» What the task requires
Find each line with the word "percentage" and state how many there are, nothing more.

────

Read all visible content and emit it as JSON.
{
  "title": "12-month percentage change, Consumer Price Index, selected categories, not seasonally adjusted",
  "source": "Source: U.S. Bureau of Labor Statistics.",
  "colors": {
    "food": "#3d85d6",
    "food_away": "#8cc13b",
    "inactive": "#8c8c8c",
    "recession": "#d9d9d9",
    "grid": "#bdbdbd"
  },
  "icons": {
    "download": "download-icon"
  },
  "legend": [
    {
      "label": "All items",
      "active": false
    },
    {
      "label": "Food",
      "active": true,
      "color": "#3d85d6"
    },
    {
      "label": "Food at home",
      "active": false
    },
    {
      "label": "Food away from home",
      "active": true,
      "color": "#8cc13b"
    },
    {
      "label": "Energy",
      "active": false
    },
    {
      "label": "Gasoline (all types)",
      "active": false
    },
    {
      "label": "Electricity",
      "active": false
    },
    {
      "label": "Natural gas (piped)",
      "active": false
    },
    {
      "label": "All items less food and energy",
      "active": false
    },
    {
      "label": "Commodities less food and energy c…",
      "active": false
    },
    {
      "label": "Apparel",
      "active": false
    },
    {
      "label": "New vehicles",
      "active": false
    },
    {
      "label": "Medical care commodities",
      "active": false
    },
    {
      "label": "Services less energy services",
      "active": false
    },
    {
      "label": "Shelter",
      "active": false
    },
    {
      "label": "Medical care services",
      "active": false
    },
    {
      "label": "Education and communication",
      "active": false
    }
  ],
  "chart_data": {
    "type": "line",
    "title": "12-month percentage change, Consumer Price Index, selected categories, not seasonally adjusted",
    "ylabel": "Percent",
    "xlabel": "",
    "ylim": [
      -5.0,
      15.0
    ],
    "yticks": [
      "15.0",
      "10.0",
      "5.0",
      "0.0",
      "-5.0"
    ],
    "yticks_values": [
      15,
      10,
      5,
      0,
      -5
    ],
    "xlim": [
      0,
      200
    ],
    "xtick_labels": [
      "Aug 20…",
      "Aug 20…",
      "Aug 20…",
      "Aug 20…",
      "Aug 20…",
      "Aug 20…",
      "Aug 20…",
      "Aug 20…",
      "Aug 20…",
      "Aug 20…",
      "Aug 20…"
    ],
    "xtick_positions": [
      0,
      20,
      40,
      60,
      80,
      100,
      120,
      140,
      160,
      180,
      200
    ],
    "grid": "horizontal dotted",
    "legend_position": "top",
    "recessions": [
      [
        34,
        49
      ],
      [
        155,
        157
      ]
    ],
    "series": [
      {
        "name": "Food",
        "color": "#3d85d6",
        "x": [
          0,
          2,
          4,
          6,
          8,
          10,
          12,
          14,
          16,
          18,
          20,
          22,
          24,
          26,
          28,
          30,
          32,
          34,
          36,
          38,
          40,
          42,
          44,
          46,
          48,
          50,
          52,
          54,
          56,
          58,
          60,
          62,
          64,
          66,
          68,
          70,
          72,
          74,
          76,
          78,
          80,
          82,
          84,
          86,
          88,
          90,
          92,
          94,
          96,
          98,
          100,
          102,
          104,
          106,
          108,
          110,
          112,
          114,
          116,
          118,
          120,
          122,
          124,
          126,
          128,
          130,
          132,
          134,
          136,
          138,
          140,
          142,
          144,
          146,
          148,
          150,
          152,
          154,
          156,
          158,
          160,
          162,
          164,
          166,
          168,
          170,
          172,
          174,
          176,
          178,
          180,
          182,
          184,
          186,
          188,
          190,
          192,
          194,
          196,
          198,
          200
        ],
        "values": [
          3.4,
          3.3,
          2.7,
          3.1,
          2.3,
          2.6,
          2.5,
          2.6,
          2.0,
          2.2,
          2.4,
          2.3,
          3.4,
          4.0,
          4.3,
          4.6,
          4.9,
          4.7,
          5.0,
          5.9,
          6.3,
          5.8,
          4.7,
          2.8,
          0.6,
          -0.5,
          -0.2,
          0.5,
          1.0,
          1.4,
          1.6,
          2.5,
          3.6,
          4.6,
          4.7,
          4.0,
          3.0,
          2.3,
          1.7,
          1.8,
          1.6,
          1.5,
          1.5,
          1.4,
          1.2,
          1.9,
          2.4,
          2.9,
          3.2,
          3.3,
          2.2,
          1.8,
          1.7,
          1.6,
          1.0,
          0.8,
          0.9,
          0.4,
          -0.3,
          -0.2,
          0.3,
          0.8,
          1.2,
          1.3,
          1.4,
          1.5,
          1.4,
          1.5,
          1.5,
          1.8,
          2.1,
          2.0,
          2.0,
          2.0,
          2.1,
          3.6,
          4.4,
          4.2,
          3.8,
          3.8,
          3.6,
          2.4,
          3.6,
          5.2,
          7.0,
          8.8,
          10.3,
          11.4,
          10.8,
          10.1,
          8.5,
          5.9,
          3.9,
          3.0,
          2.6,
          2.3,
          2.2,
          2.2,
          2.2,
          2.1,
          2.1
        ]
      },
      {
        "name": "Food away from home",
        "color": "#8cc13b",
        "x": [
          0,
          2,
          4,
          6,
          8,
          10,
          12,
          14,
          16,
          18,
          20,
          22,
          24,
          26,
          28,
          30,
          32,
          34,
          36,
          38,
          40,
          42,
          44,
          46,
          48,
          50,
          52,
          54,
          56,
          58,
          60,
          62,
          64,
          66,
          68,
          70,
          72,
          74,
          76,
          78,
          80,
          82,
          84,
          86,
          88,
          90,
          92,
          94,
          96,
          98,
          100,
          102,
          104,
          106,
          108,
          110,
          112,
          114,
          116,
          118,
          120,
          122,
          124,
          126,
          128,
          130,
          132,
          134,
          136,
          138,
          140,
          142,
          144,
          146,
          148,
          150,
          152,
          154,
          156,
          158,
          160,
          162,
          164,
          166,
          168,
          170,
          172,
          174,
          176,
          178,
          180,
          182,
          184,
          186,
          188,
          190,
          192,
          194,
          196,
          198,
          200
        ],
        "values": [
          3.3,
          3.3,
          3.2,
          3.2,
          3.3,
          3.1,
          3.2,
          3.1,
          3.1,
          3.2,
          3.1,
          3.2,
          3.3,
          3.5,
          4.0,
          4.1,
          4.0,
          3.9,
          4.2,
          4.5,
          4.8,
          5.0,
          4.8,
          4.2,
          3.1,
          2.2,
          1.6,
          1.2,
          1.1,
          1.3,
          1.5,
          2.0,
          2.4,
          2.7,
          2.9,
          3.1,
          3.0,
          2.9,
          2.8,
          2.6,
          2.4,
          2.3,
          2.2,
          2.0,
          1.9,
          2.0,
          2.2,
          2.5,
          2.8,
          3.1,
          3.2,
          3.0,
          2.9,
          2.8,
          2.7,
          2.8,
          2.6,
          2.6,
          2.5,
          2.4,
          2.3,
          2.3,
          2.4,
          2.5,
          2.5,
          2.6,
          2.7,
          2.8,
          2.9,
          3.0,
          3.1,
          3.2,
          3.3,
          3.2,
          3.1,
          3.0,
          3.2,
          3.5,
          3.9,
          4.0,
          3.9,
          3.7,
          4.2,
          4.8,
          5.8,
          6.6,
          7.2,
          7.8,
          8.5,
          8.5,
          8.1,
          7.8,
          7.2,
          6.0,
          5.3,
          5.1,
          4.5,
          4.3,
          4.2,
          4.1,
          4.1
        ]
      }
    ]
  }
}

────

» The reply
2